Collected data
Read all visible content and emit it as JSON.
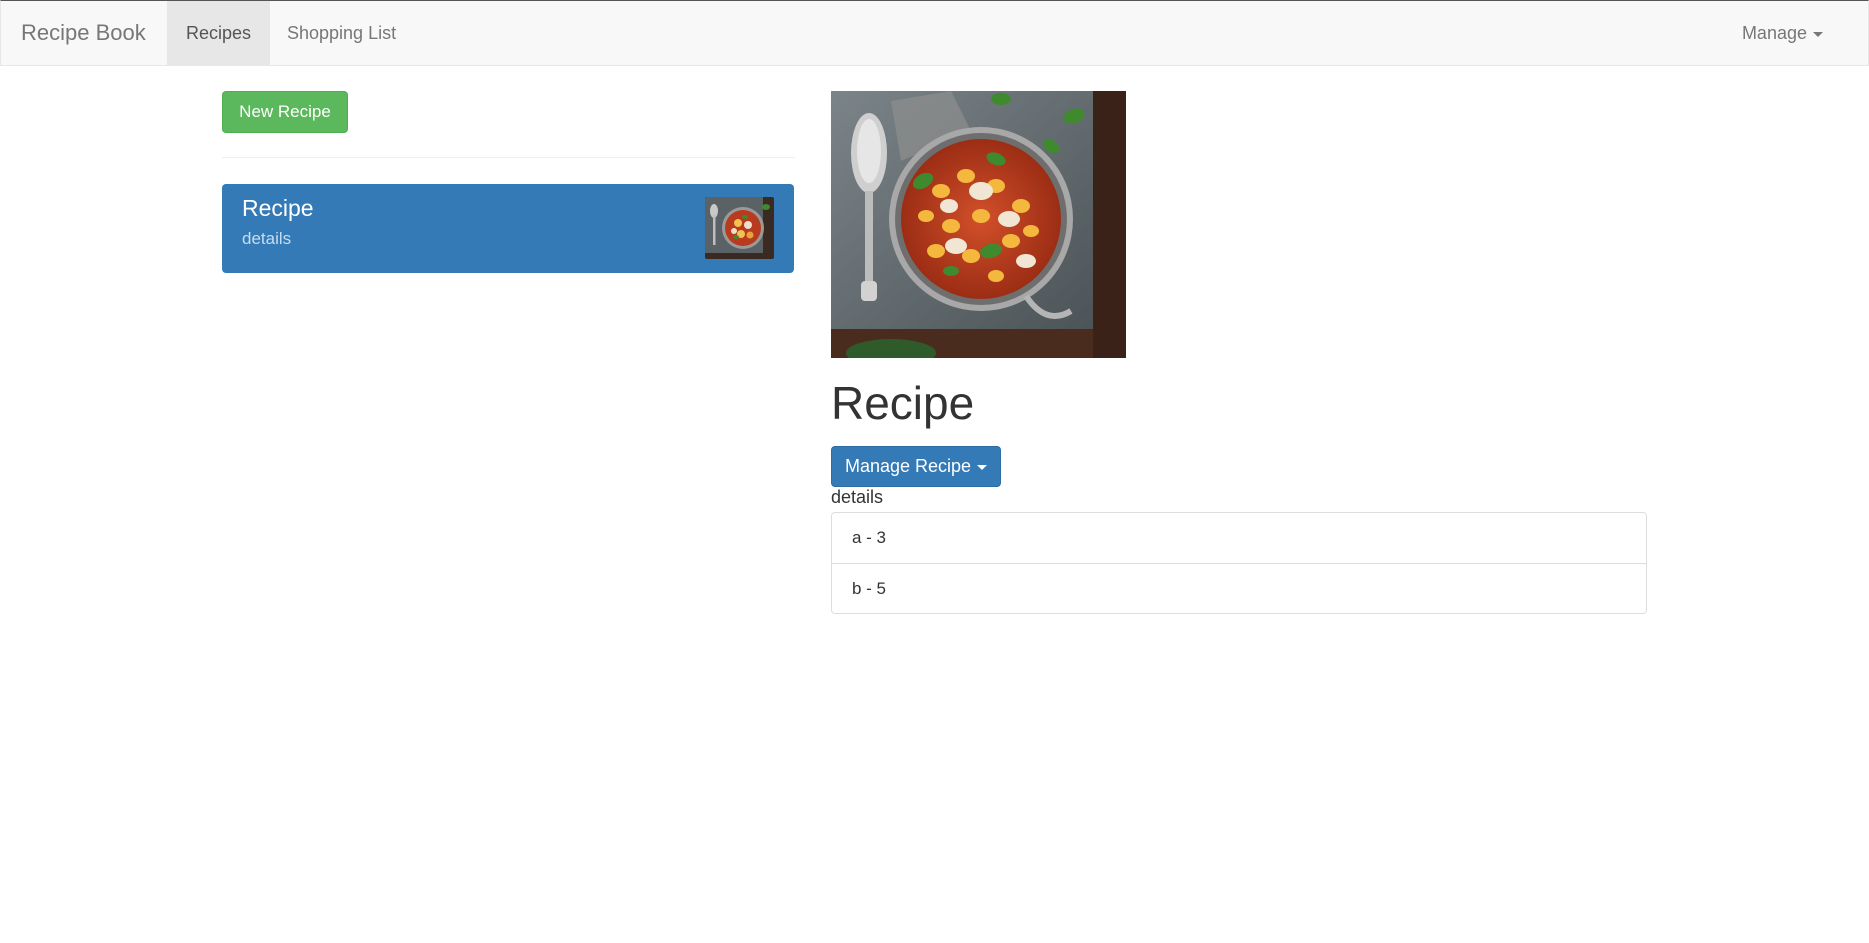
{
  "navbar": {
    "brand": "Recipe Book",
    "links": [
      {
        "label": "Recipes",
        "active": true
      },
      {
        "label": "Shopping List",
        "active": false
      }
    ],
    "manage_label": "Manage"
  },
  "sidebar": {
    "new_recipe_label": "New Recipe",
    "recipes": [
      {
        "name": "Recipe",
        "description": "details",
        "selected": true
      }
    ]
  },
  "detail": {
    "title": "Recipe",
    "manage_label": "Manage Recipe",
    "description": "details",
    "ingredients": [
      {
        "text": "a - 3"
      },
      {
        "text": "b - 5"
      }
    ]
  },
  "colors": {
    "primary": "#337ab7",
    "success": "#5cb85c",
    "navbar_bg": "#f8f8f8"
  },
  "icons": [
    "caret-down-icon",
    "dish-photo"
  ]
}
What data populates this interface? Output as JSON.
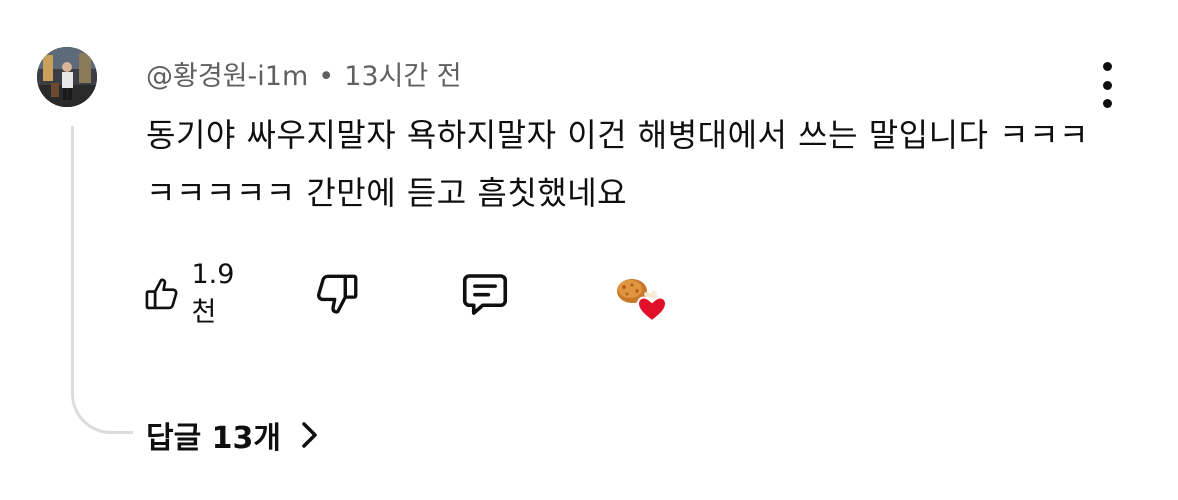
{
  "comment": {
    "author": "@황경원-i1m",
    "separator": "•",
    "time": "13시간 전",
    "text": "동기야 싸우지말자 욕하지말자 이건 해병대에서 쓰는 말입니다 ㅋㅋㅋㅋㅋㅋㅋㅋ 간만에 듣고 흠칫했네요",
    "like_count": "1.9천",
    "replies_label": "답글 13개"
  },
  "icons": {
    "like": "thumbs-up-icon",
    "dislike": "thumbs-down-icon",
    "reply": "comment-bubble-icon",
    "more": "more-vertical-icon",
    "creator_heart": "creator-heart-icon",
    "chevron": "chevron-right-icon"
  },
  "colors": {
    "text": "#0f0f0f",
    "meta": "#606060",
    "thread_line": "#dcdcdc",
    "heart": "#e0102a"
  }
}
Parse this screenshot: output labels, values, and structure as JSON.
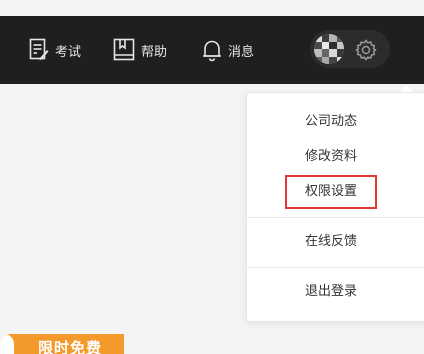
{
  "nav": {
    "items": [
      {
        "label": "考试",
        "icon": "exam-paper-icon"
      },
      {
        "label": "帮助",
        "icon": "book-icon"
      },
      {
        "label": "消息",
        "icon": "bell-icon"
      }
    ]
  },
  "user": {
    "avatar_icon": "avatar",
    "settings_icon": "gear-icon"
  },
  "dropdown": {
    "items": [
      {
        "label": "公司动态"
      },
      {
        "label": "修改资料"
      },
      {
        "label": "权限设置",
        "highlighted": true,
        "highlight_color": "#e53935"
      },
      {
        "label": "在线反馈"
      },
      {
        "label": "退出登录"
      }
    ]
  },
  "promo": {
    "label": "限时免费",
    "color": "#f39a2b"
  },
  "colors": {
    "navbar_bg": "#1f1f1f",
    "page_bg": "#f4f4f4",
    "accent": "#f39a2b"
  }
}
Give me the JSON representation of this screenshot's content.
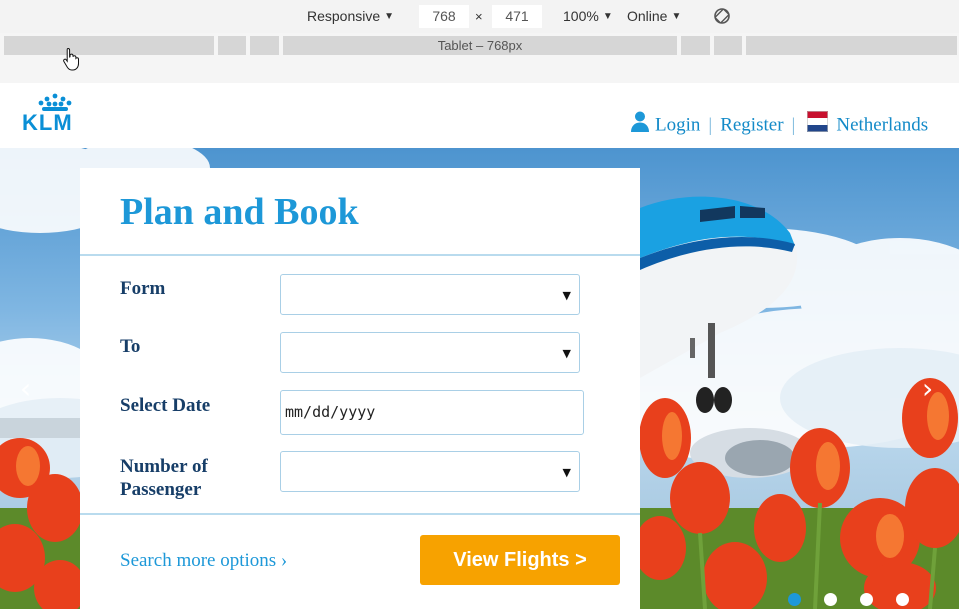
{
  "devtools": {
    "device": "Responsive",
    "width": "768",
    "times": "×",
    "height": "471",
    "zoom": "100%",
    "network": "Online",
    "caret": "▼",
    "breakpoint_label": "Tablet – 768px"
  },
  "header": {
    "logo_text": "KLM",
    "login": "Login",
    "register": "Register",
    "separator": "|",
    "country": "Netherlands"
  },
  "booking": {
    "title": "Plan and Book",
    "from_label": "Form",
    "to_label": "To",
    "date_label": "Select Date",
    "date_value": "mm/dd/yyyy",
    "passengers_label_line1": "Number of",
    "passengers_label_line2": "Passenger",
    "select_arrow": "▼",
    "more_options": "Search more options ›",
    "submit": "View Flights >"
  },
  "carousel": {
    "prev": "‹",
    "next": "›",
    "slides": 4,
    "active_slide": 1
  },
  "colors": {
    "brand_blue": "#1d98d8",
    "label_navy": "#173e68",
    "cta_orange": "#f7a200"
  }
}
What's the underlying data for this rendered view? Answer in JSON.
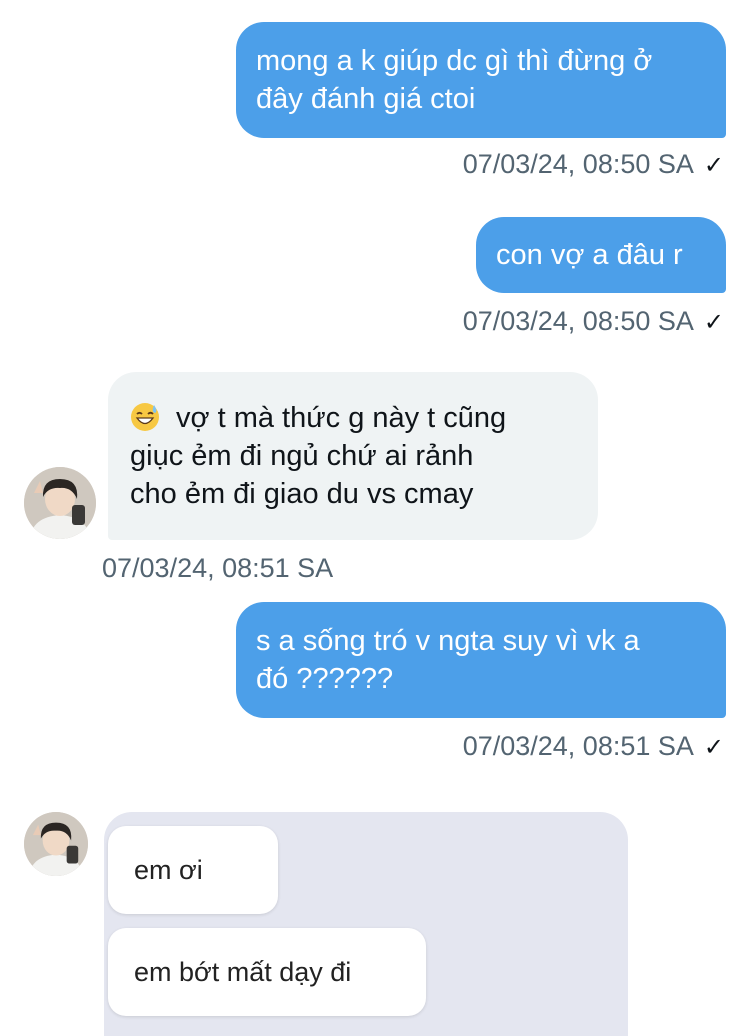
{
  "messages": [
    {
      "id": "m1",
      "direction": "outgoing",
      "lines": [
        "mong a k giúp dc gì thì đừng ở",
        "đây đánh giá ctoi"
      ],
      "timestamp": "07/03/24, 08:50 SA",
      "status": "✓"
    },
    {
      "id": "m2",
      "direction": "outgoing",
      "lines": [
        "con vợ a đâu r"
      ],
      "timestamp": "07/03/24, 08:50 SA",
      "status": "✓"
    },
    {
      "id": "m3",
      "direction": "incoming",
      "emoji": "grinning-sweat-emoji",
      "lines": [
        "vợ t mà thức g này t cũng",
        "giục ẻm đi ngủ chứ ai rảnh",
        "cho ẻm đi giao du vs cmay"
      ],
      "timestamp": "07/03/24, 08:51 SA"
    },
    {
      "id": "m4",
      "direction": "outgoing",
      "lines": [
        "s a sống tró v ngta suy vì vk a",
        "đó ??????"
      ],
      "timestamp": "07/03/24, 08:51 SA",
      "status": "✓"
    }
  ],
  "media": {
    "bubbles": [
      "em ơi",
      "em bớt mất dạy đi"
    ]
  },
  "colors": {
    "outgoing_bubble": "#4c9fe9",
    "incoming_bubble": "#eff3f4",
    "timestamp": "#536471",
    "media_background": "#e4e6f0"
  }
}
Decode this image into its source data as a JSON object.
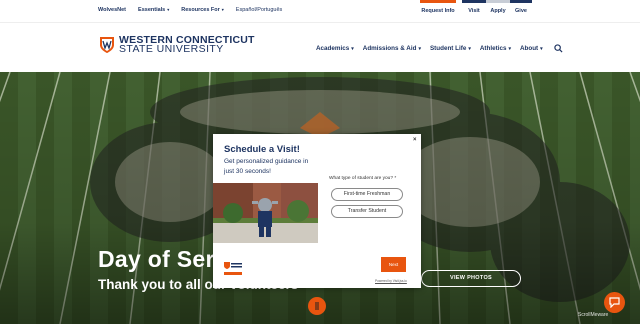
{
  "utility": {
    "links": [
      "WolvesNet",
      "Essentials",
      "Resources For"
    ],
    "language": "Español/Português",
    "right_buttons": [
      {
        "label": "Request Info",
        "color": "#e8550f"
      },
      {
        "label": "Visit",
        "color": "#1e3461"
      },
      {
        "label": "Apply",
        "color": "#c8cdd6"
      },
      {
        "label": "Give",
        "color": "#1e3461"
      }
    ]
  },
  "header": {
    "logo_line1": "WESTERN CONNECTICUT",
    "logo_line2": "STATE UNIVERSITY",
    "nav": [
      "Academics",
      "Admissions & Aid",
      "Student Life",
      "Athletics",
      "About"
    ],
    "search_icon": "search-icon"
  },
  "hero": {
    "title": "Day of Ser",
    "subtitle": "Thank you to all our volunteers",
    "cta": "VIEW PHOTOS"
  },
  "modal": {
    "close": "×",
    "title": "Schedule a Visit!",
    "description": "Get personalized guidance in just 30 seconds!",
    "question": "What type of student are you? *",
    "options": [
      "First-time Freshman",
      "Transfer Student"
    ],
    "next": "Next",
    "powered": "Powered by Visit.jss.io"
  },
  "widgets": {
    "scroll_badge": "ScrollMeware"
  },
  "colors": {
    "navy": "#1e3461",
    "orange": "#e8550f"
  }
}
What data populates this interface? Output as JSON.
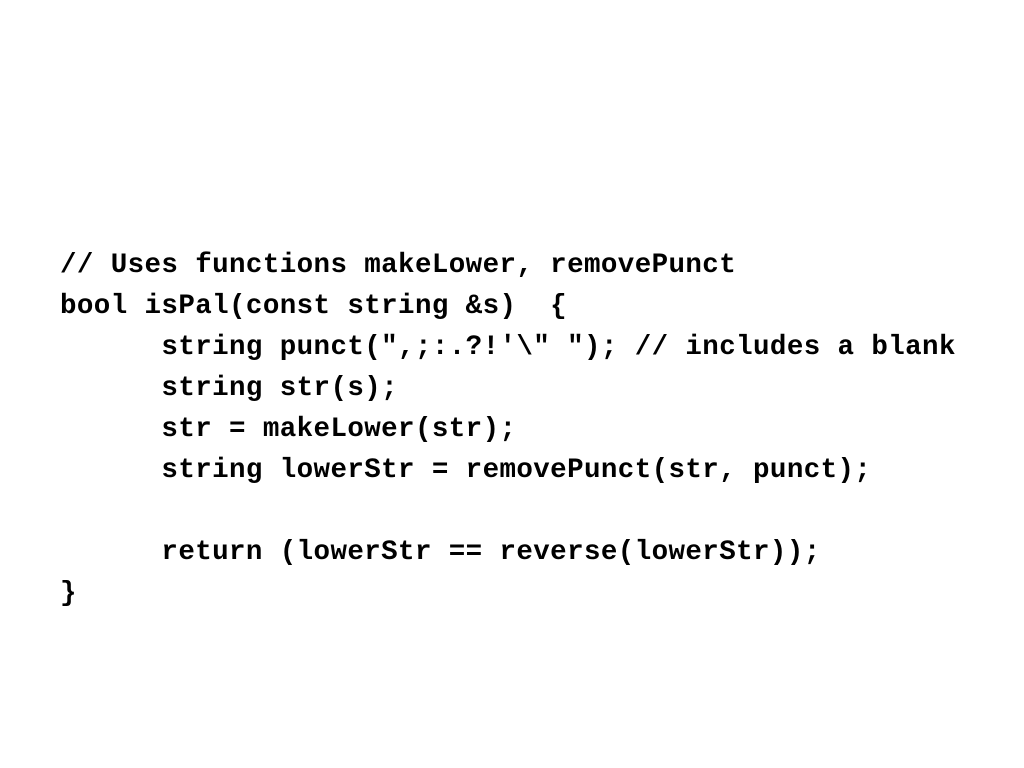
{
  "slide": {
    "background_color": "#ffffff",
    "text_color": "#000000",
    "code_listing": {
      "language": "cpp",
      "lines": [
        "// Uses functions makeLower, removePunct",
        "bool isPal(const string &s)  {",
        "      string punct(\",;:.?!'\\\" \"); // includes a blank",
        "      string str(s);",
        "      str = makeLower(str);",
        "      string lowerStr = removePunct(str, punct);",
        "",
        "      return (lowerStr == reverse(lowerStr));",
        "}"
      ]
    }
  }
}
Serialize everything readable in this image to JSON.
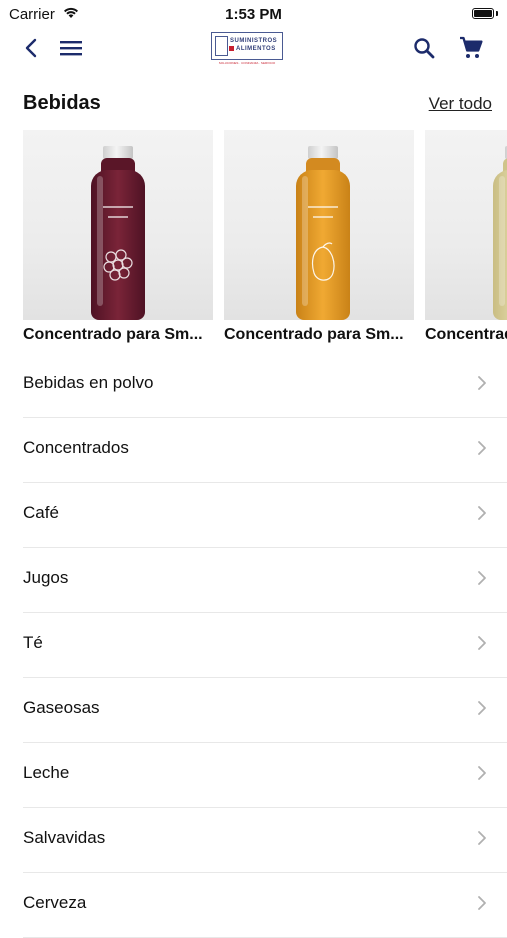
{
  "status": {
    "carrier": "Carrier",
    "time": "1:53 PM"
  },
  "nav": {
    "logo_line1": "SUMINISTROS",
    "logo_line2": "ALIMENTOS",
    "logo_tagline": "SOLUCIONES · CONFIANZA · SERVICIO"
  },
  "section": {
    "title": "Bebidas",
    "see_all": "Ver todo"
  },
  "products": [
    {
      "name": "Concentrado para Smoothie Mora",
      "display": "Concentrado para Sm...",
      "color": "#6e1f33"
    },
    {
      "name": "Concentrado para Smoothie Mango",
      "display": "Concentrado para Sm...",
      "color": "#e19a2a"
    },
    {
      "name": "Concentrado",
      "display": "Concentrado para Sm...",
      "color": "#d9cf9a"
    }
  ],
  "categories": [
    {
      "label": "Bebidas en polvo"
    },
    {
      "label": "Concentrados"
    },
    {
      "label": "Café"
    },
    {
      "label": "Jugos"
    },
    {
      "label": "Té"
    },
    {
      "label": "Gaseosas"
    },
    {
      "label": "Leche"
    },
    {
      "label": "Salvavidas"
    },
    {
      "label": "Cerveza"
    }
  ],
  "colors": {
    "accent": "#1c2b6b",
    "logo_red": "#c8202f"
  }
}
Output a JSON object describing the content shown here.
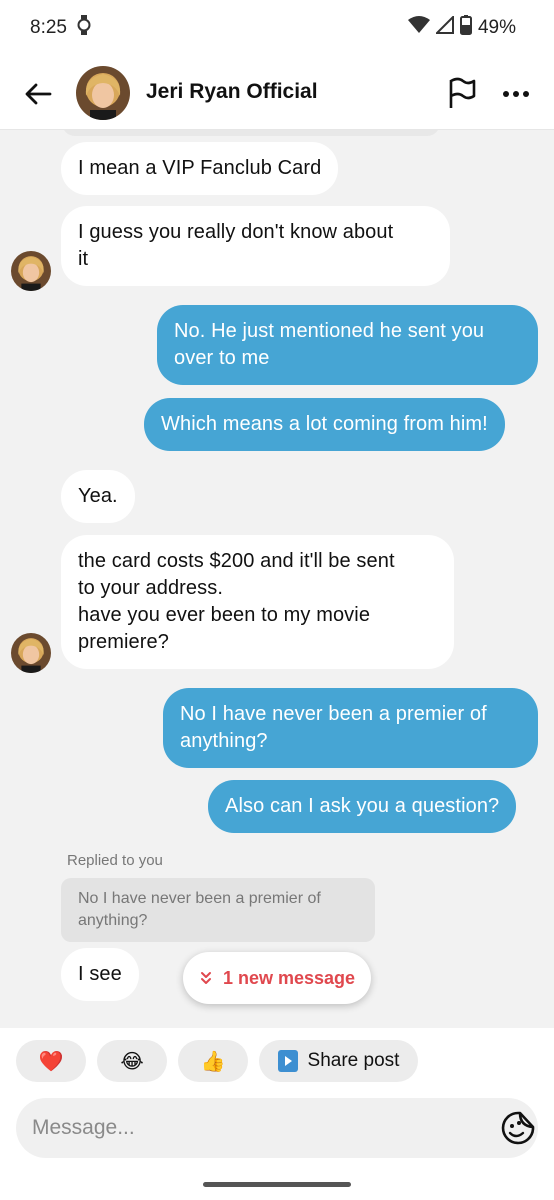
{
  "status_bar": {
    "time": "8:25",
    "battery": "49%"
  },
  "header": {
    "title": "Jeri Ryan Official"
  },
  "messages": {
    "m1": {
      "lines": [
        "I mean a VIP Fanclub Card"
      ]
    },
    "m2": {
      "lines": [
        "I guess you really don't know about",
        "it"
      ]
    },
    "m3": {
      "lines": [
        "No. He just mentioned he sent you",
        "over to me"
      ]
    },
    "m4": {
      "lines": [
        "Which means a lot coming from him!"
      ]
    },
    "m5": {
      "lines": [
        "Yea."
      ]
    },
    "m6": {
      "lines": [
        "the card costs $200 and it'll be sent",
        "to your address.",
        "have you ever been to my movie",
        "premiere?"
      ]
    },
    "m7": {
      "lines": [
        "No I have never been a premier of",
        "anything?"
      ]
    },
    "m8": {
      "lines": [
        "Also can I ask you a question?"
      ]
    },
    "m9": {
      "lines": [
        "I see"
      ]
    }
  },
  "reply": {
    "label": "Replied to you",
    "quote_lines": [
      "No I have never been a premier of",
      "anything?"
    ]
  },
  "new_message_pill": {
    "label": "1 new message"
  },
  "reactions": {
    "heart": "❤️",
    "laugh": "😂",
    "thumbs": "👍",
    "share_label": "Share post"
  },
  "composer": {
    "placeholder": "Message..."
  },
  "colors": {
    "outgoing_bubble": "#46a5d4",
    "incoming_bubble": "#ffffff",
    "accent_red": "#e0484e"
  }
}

**Requirements:** From the records given above, copy all lines containing "question".

**Worked solution:**
    "question": "What type of student are you? *",
        "Also can I ask you a question?"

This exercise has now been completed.